Please retype the data in full and exactly; the pictures are not part of the copy.

# start of Extracted information

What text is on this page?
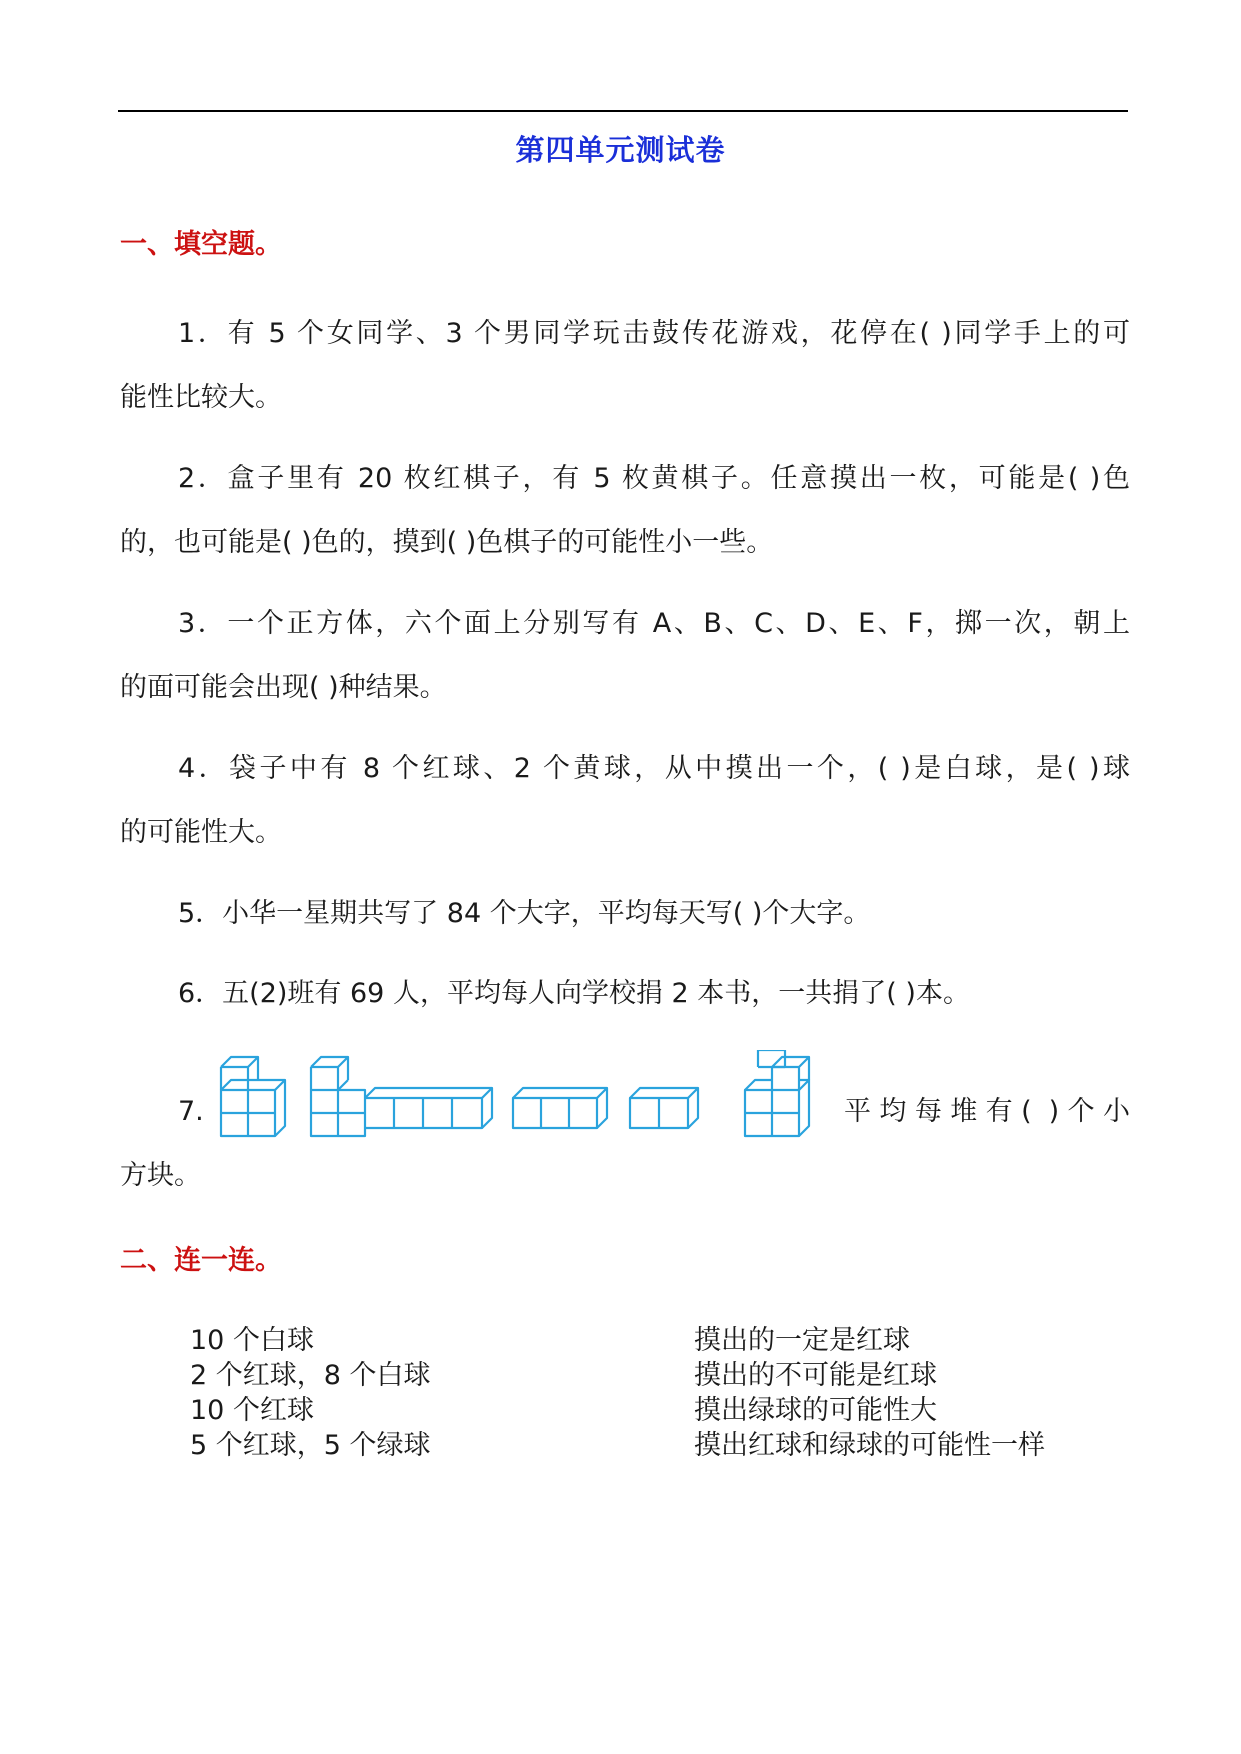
第四单元测试卷
一、填空题。
1．有 5 个女同学、3 个男同学玩击鼓传花游戏，花停在( )同学手上的可
能性比较大。
2．盒子里有 20 枚红棋子，有 5 枚黄棋子。任意摸出一枚，可能是( )色
的，也可能是( )色的，摸到( )色棋子的可能性小一些。
3．一个正方体，六个面上分别写有 A、B、C、D、E、F，掷一次，朝上
的面可能会出现( )种结果。
4．袋子中有 8 个红球、2 个黄球，从中摸出一个，( )是白球，是( )球
的可能性大。
5．小华一星期共写了 84 个大字，平均每天写( )个大字。
6．五(2)班有 69 人，平均每人向学校捐 2 本书，一共捐了( )本。
7.	平均每堆有( )个小
方块。
二、连一连。
10 个白球
2 个红球，8 个白球
10 个红球
5 个红球，5 个绿球
摸出的一定是红球
摸出的不可能是红球
摸出绿球的可能性大
摸出红球和绿球的可能性一样
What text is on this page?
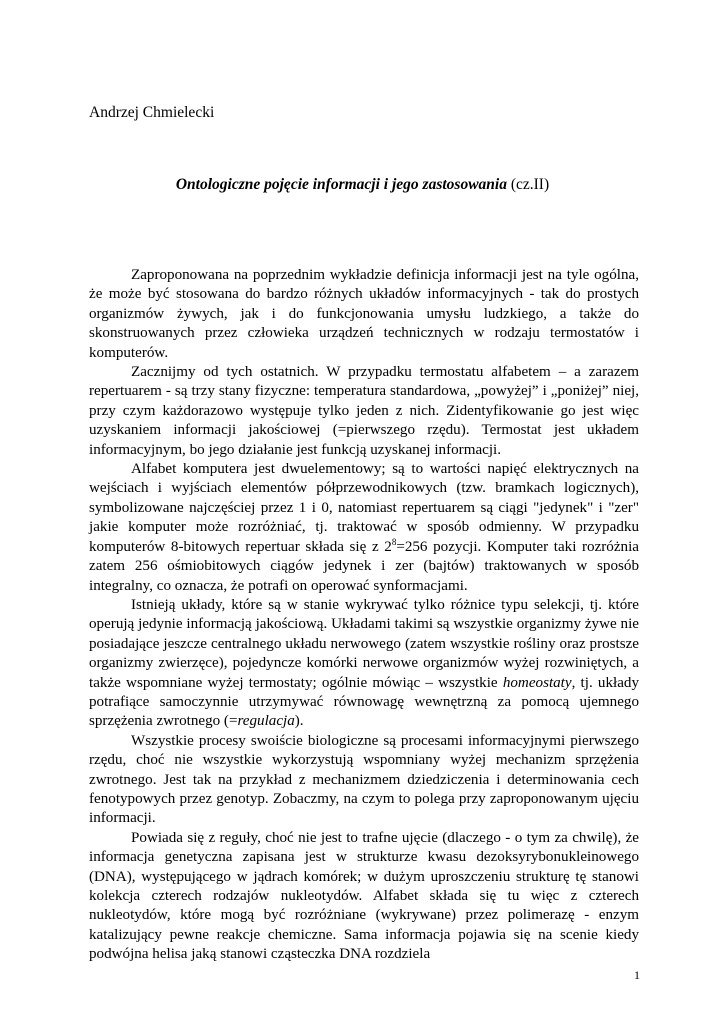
Andrzej Chmielecki

Ontologiczne pojęcie informacji i jego zastosowania (cz.II)

Zaproponowana na poprzednim wykładzie definicja informacji jest na tyle ogólna, że może być stosowana do bardzo różnych układów informacyjnych - tak do prostych organizmów żywych, jak i do funkcjonowania umysłu ludzkiego, a także do skonstruowanych przez człowieka urządzeń technicznych w rodzaju termostatów i komputerów.

Zacznijmy od tych ostatnich. W przypadku termostatu alfabetem – a zarazem repertuarem - są trzy stany fizyczne: temperatura standardowa, „powyżej” i „poniżej” niej, przy czym każdorazowo występuje tylko jeden z nich. Zidentyfikowanie go jest więc uzyskaniem informacji jakościowej (=pierwszego rzędu). Termostat jest układem informacyjnym, bo jego działanie jest funkcją uzyskanej informacji.

Alfabet komputera jest dwuelementowy; są to wartości napięć elektrycznych na wejściach i wyjściach elementów półprzewodnikowych (tzw. bramkach logicznych), symbolizowane najczęściej przez 1 i 0, natomiast repertuarem są ciągi "jedynek" i "zer" jakie komputer może rozróżniać, tj. traktować w sposób odmienny. W przypadku komputerów 8-bitowych repertuar składa się z $2^8=256$ pozycji. Komputer taki rozróżnia zatem 256 ośmiobitowych ciągów jedynek i zer (bajtów) traktowanych w sposób integralny, co oznacza, że potrafi on operować synformacjami.

Istnieją układy, które są w stanie wykrywać tylko różnice typu selekcji, tj. które operują jedynie informacją jakościową. Układami takimi są wszystkie organizmy żywe nie posiadające jeszcze centralnego układu nerwowego (zatem wszystkie rośliny oraz prostsze organizmy zwierzęce), pojedyncze komórki nerwowe organizmów wyżej rozwiniętych, a także wspomniane wyżej termostaty; ogólnie mówiąc – wszystkie homeostaty, tj. układy potrafiące samoczynnie utrzymywać równowagę wewnętrzną za pomocą ujemnego sprzężenia zwrotnego (=regulacja).

Wszystkie procesy swoiście biologiczne są procesami informacyjnymi pierwszego rzędu, choć nie wszystkie wykorzystują wspomniany wyżej mechanizm sprzężenia zwrotnego. Jest tak na przykład z mechanizmem dziedziczenia i determinowania cech fenotypowych przez genotyp. Zobaczmy, na czym to polega przy zaproponowanym ujęciu informacji.

Powiada się z reguły, choć nie jest to trafne ujęcie (dlaczego - o tym za chwilę), że informacja genetyczna zapisana jest w strukturze kwasu dezoksyrybonukleinowego (DNA), występującego w jądrach komórek; w dużym uproszczeniu strukturę tę stanowi kolekcja czterech rodzajów nukleotydów. Alfabet składa się tu więc z czterech nukleotydów, które mogą być rozróżniane (wykrywane) przez polimerazę - enzym katalizujący pewne reakcje chemiczne. Sama informacja pojawia się na scenie kiedy podwójna helisa jaką stanowi cząsteczka DNA rozdziela

1
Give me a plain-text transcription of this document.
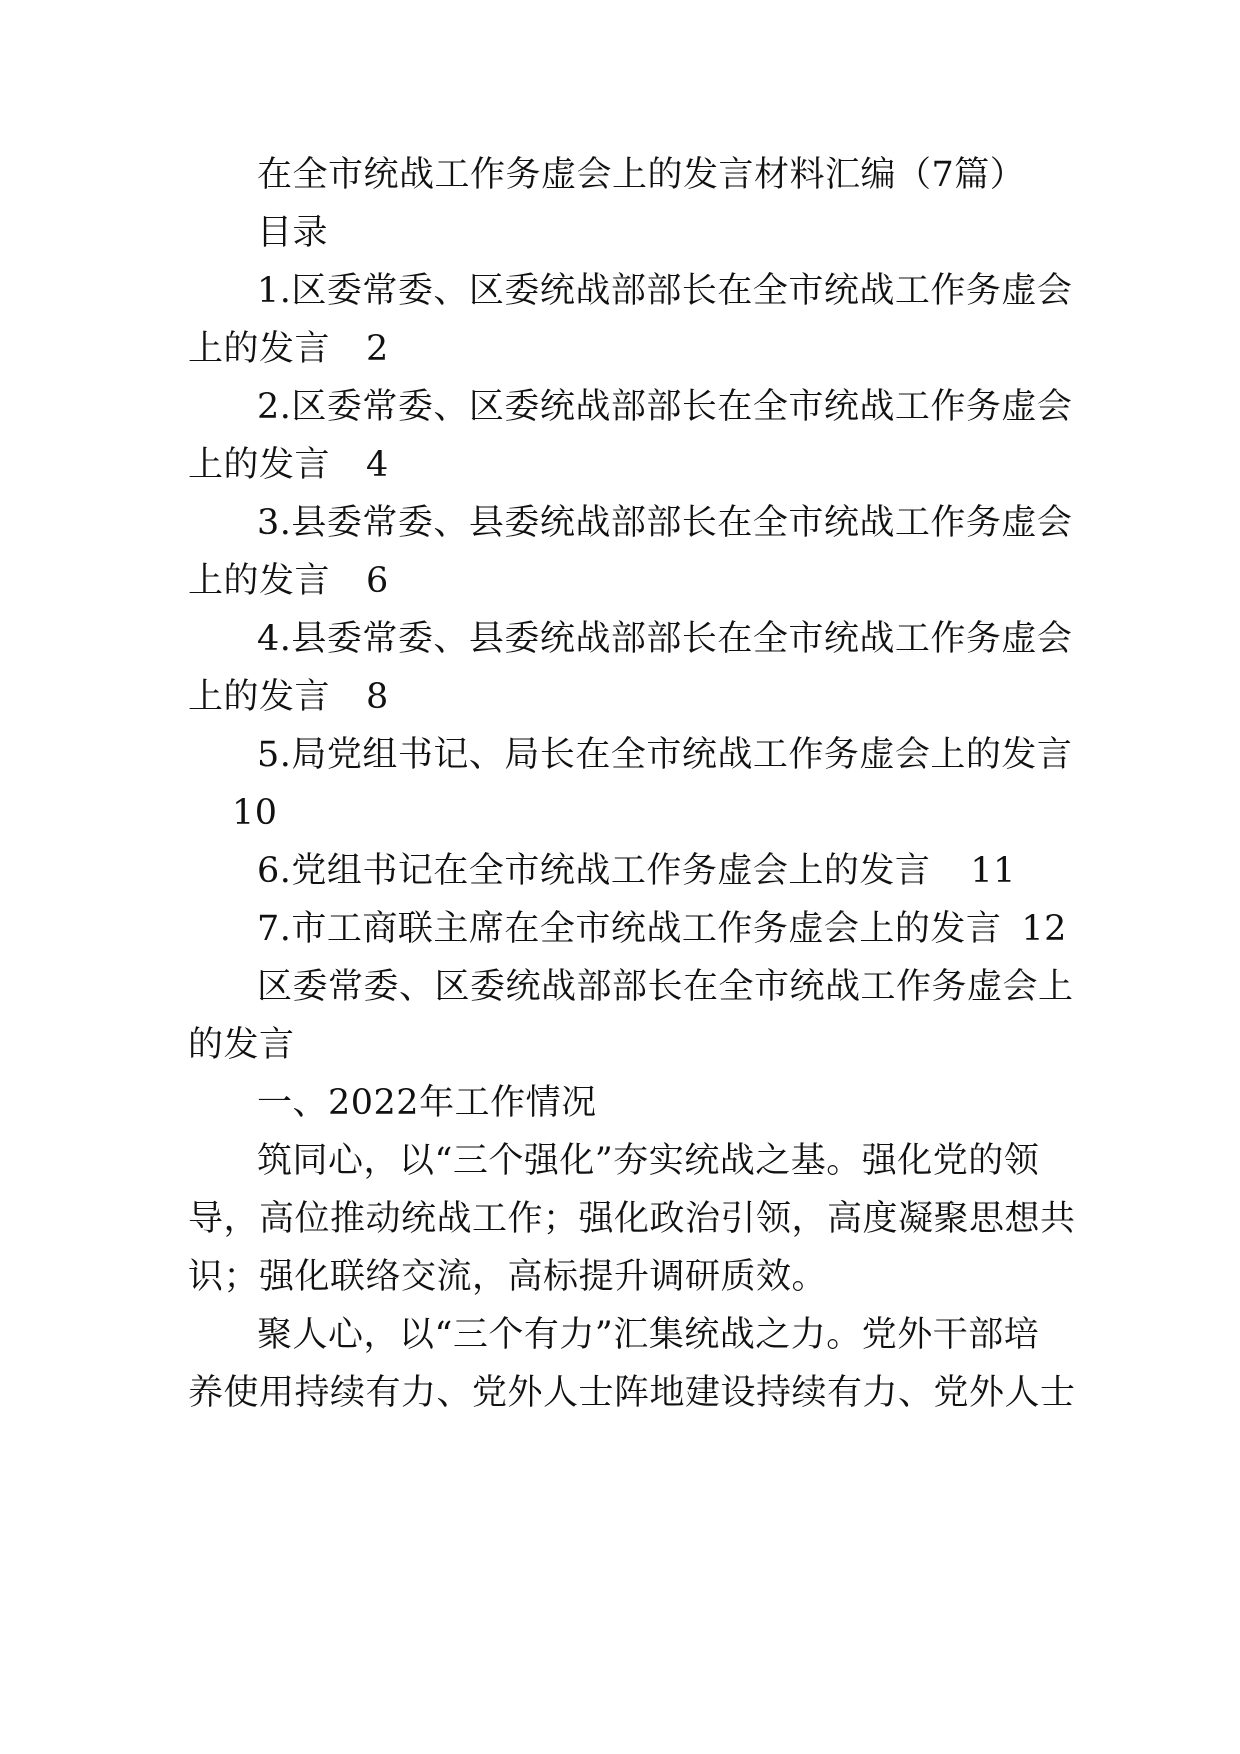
在全市统战工作务虚会上的发言材料汇编（7篇）
目录
1.区委常委、区委统战部部长在全市统战工作务虚会
上的发言 2
2.区委常委、区委统战部部长在全市统战工作务虚会
上的发言 4
3.县委常委、县委统战部部长在全市统战工作务虚会
上的发言 6
4.县委常委、县委统战部部长在全市统战工作务虚会
上的发言 8
5.局党组书记、局长在全市统战工作务虚会上的发言
10
6.党组书记在全市统战工作务虚会上的发言 11
7.市工商联主席在全市统战工作务虚会上的发言 12
区委常委、区委统战部部长在全市统战工作务虚会上
的发言
一、2022年工作情况
筑同心，以“三个强化”夯实统战之基。强化党的领
导，高位推动统战工作；强化政治引领，高度凝聚思想共
识；强化联络交流，高标提升调研质效。
聚人心，以“三个有力”汇集统战之力。党外干部培
养使用持续有力、党外人士阵地建设持续有力、党外人士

# end of Extracted information

Solution to the problem:
What text is on this page?
第四单元测试卷
一、填空题。
1．有 5 个女同学、3 个男同学玩击鼓传花游戏，花停在( )同学手上的可
能性比较大。
2．盒子里有 20 枚红棋子，有 5 枚黄棋子。任意摸出一枚，可能是( )色
的，也可能是( )色的，摸到( )色棋子的可能性小一些。
3．一个正方体，六个面上分别写有 A、B、C、D、E、F，掷一次，朝上
的面可能会出现( )种结果。
4．袋子中有 8 个红球、2 个黄球，从中摸出一个，( )是白球，是( )球
的可能性大。
5．小华一星期共写了 84 个大字，平均每天写( )个大字。
6．五(2)班有 69 人，平均每人向学校捐 2 本书，一共捐了( )本。
7.	平均每堆有( )个小
方块。
二、连一连。
10 个白球
2 个红球，8 个白球
10 个红球
5 个红球，5 个绿球
摸出的一定是红球
摸出的不可能是红球
摸出绿球的可能性大
摸出红球和绿球的可能性一样
What text is on this page?
Andrzej Chmielecki

Ontologiczne pojęcie informacji i jego zastosowania (cz.II)

Zaproponowana na poprzednim wykładzie definicja informacji jest na tyle ogólna, że może być stosowana do bardzo różnych układów informacyjnych - tak do prostych organizmów żywych, jak i do funkcjonowania umysłu ludzkiego, a także do skonstruowanych przez człowieka urządzeń technicznych w rodzaju termostatów i komputerów.

Zacznijmy od tych ostatnich. W przypadku termostatu alfabetem – a zarazem repertuarem - są trzy stany fizyczne: temperatura standardowa, „powyżej” i „poniżej” niej, przy czym każdorazowo występuje tylko jeden z nich. Zidentyfikowanie go jest więc uzyskaniem informacji jakościowej (=pierwszego rzędu). Termostat jest układem informacyjnym, bo jego działanie jest funkcją uzyskanej informacji.

Alfabet komputera jest dwuelementowy; są to wartości napięć elektrycznych na wejściach i wyjściach elementów półprzewodnikowych (tzw. bramkach logicznych), symbolizowane najczęściej przez 1 i 0, natomiast repertuarem są ciągi "jedynek" i "zer" jakie komputer może rozróżniać, tj. traktować w sposób odmienny. W przypadku komputerów 8-bitowych repertuar składa się z $2^8=256$ pozycji. Komputer taki rozróżnia zatem 256 ośmiobitowych ciągów jedynek i zer (bajtów) traktowanych w sposób integralny, co oznacza, że potrafi on operować synformacjami.

Istnieją układy, które są w stanie wykrywać tylko różnice typu selekcji, tj. które operują jedynie informacją jakościową. Układami takimi są wszystkie organizmy żywe nie posiadające jeszcze centralnego układu nerwowego (zatem wszystkie rośliny oraz prostsze organizmy zwierzęce), pojedyncze komórki nerwowe organizmów wyżej rozwiniętych, a także wspomniane wyżej termostaty; ogólnie mówiąc – wszystkie homeostaty, tj. układy potrafiące samoczynnie utrzymywać równowagę wewnętrzną za pomocą ujemnego sprzężenia zwrotnego (=regulacja).

Wszystkie procesy swoiście biologiczne są procesami informacyjnymi pierwszego rzędu, choć nie wszystkie wykorzystują wspomniany wyżej mechanizm sprzężenia zwrotnego. Jest tak na przykład z mechanizmem dziedziczenia i determinowania cech fenotypowych przez genotyp. Zobaczmy, na czym to polega przy zaproponowanym ujęciu informacji.

Powiada się z reguły, choć nie jest to trafne ujęcie (dlaczego - o tym za chwilę), że informacja genetyczna zapisana jest w strukturze kwasu dezoksyrybonukleinowego (DNA), występującego w jądrach komórek; w dużym uproszczeniu strukturę tę stanowi kolekcja czterech rodzajów nukleotydów. Alfabet składa się tu więc z czterech nukleotydów, które mogą być rozróżniane (wykrywane) przez polimerazę - enzym katalizujący pewne reakcje chemiczne. Sama informacja pojawia się na scenie kiedy podwójna helisa jaką stanowi cząsteczka DNA rozdziela

1
Give me a plain-text transcription of this document.
在全市统战工作务虚会上的发言材料汇编（7篇）
目录
1.区委常委、区委统战部部长在全市统战工作务虚会
上的发言 2
2.区委常委、区委统战部部长在全市统战工作务虚会
上的发言 4
3.县委常委、县委统战部部长在全市统战工作务虚会
上的发言 6
4.县委常委、县委统战部部长在全市统战工作务虚会
上的发言 8
5.局党组书记、局长在全市统战工作务虚会上的发言
10
6.党组书记在全市统战工作务虚会上的发言 11
7.市工商联主席在全市统战工作务虚会上的发言 12
区委常委、区委统战部部长在全市统战工作务虚会上
的发言
一、2022年工作情况
筑同心，以“三个强化”夯实统战之基。强化党的领
导，高位推动统战工作；强化政治引领，高度凝聚思想共
识；强化联络交流，高标提升调研质效。
聚人心，以“三个有力”汇集统战之力。党外干部培
养使用持续有力、党外人士阵地建设持续有力、党外人士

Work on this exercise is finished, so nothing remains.